** START Extract **

As Boola said, next Saturday's game will be a treat, win or lose.
As far as the "evolve or die" dictum is concerned, I agree with this general premise. That is without a doubt how the world in general works. Darwin was correct. On the other hand, as I posted in another thread recently, always consider the longest and broadest perspective that makes sense.
"Ivy League" has connoted academic excellence and a ticket to a better life since the term was invented during the Depression. HYP have been valuable brand names since the early nineteenth century.
I'm not saying that it's a good thing, but these are durable brand names. Over the last two centuries, the only notable change in the pecking order is the ascendance of Stanford. How many other industries have such slow-moving supertanker dynamics?
No doubt the Ivies currently face a perilous challenges but, if we're going to go down now, it'll be because the federal government has declared war on us, not because our football co-champions fall way behind Villanova and Youngstown State in the first half of two playoff games.

** END Extract **
** START Raw data **

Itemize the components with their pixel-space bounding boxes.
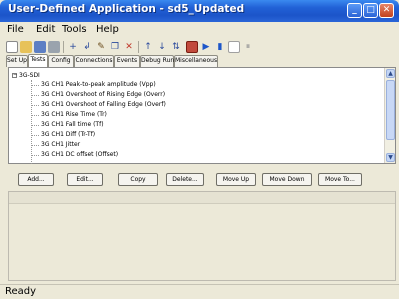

** END Raw data **

Written problem 1:
Transcribe the passage of the Ivy League forum post starting with "As Boola said, next" and going on through "that makes sense.".
Written problem 2:
Write the next part of the Ivy League forum post, picking up after its final sentence.

Task output 1:
As Boola said, next Saturday's game will be a treat, win or lose.
As far as the "evolve or die" dictum is concerned, I agree with this general premise. That is without a doubt how the world in general works. Darwin was correct. On the other hand, as I posted in another thread recently, always consider the longest and broadest perspective that makes sense.

Task output 2:
Sample size. Don't forget it.
Two first halves do not a meaningful sample size constitute.
I've seen with my own two eyes Ivy League football champions in the last two decades that could have *won* the national FCS tournament with a fortuitous bounce or two of the pigskin. We'll be fine.
I predict that most of posters on this board will be around to enjoy an Ivy League co-champion make it to the Final Four of the FCS playoffs. Don't you worry about that, folks.
Personally, I hope to live long enough for one of the Ivy football programs to add at least one to the long list of national champions we claim. In contrast to parts of the existing list, this next one will be legitimate.